What this task involves - Extract each line bearing the word "cartridge".

Input material -
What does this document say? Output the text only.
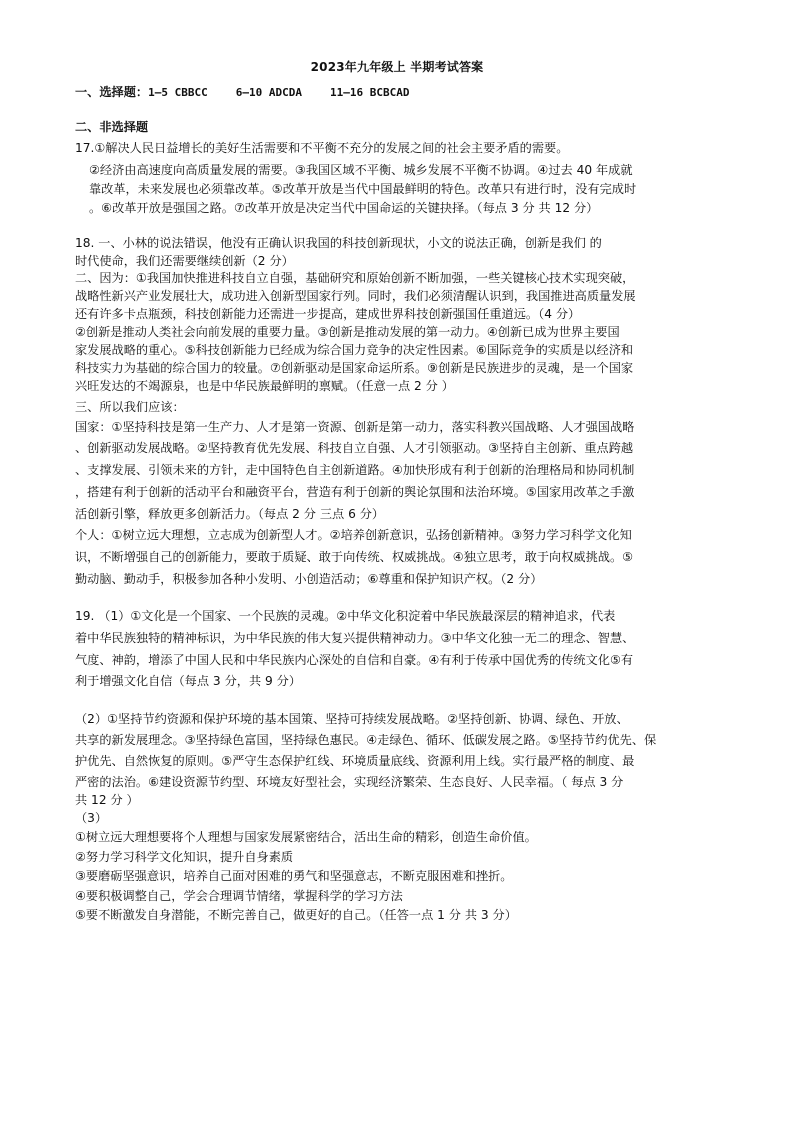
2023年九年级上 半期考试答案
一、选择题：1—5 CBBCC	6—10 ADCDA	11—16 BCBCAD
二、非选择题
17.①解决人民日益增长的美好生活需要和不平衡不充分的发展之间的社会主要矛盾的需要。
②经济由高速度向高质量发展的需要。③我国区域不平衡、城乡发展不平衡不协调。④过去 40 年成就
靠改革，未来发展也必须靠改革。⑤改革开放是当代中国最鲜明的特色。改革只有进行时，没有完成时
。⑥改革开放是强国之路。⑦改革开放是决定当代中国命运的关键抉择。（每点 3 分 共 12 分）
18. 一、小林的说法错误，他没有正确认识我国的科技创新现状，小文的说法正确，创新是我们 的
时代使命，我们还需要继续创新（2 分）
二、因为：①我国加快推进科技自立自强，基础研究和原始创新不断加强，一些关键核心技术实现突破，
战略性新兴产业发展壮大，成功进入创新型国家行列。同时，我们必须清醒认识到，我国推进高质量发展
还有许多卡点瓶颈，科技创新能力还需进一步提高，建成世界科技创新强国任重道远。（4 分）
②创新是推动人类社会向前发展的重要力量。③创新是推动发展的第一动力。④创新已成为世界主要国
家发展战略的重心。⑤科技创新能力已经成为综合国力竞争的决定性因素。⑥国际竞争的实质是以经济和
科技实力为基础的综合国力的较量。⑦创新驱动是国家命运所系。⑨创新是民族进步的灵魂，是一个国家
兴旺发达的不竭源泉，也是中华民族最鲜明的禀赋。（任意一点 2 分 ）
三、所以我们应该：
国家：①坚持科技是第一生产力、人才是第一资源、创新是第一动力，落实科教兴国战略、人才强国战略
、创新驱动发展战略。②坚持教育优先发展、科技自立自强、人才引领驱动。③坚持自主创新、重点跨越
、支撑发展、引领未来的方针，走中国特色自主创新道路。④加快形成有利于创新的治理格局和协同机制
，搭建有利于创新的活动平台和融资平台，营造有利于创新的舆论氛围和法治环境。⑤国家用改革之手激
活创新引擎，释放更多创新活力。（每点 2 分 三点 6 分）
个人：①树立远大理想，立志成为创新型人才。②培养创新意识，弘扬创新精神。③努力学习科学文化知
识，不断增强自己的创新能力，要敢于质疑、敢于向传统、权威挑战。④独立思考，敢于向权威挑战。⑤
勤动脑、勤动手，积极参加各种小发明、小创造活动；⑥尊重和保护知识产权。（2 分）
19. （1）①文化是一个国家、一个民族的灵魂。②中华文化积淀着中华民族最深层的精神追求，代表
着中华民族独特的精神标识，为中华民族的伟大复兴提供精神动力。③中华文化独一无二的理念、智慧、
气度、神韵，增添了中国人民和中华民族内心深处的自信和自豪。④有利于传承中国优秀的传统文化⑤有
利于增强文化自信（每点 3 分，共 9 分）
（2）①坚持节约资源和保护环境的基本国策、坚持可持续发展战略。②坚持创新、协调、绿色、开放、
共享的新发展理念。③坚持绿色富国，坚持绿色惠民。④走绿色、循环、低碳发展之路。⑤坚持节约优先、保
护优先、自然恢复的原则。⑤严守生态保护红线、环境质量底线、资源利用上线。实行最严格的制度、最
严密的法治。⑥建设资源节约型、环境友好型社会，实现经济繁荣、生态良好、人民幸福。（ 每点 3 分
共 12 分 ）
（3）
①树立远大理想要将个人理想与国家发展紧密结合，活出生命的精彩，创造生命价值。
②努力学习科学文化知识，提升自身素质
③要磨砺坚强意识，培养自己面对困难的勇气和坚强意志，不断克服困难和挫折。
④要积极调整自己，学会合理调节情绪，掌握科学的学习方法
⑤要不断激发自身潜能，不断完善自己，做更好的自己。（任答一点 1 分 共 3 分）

--

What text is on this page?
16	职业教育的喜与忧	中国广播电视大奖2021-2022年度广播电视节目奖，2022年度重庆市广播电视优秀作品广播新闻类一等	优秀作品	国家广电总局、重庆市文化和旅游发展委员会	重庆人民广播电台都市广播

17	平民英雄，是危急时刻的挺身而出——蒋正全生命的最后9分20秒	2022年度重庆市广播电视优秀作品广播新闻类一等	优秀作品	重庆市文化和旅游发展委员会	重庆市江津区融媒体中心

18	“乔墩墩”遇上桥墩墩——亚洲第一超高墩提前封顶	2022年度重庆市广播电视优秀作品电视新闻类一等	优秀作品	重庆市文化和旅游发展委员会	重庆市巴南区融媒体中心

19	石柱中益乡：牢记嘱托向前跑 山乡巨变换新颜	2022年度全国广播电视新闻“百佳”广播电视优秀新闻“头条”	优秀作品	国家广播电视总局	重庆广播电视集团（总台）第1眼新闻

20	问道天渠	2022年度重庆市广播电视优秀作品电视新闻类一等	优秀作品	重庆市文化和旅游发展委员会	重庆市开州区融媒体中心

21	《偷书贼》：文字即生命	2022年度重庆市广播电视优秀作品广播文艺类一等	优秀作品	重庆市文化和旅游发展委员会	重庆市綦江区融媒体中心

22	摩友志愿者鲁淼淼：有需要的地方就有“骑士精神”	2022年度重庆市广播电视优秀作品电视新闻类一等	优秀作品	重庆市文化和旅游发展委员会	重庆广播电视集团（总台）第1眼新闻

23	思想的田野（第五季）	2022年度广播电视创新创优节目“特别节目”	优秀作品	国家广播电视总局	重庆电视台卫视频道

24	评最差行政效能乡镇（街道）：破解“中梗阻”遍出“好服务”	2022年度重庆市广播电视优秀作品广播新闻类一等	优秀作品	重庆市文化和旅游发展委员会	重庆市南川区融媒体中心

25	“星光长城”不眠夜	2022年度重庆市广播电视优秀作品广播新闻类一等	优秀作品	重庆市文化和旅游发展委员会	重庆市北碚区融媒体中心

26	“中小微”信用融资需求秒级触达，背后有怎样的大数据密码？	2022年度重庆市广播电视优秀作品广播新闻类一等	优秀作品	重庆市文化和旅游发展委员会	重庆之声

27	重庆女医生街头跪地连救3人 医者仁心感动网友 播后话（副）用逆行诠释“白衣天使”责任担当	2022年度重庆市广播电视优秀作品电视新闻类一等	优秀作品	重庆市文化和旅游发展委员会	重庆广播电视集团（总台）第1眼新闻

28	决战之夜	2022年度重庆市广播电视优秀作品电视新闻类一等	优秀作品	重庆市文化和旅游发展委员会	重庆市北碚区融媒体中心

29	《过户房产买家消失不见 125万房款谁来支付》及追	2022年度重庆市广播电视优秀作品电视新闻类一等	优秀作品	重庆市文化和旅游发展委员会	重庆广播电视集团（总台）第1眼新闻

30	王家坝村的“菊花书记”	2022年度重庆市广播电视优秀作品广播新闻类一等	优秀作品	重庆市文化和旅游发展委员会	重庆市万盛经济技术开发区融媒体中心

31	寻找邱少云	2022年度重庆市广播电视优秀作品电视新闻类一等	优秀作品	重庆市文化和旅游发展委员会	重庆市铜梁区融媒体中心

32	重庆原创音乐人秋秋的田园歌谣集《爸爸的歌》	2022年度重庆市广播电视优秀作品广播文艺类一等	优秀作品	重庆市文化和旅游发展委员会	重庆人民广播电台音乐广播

==

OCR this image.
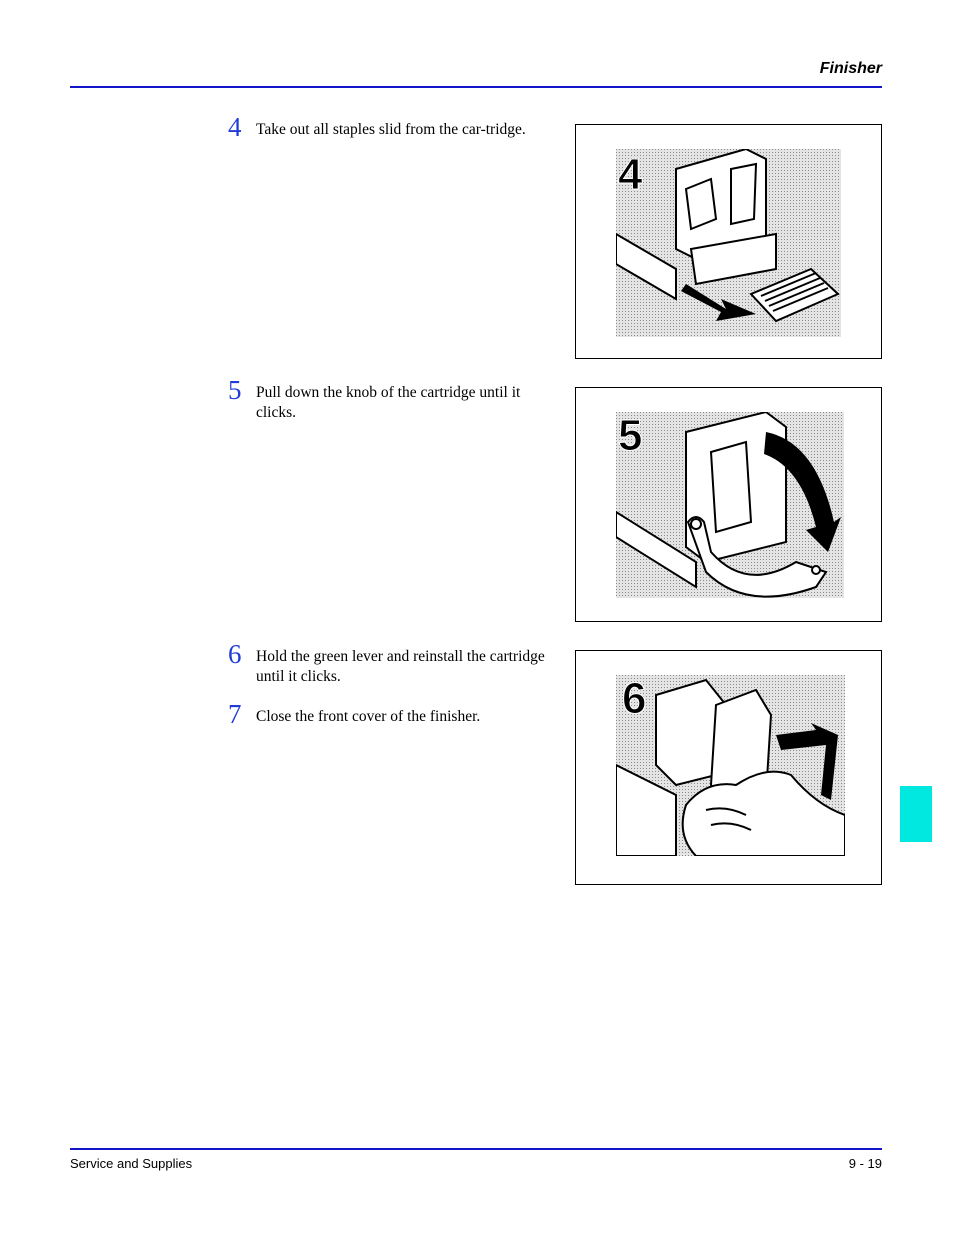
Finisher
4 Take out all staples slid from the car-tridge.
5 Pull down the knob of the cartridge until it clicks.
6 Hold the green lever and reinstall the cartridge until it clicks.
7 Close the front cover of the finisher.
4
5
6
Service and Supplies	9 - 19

Written answer -
5 Pull down the knob of the cartridge until it clicks.
6 Hold the green lever and reinstall the cartridge until it clicks.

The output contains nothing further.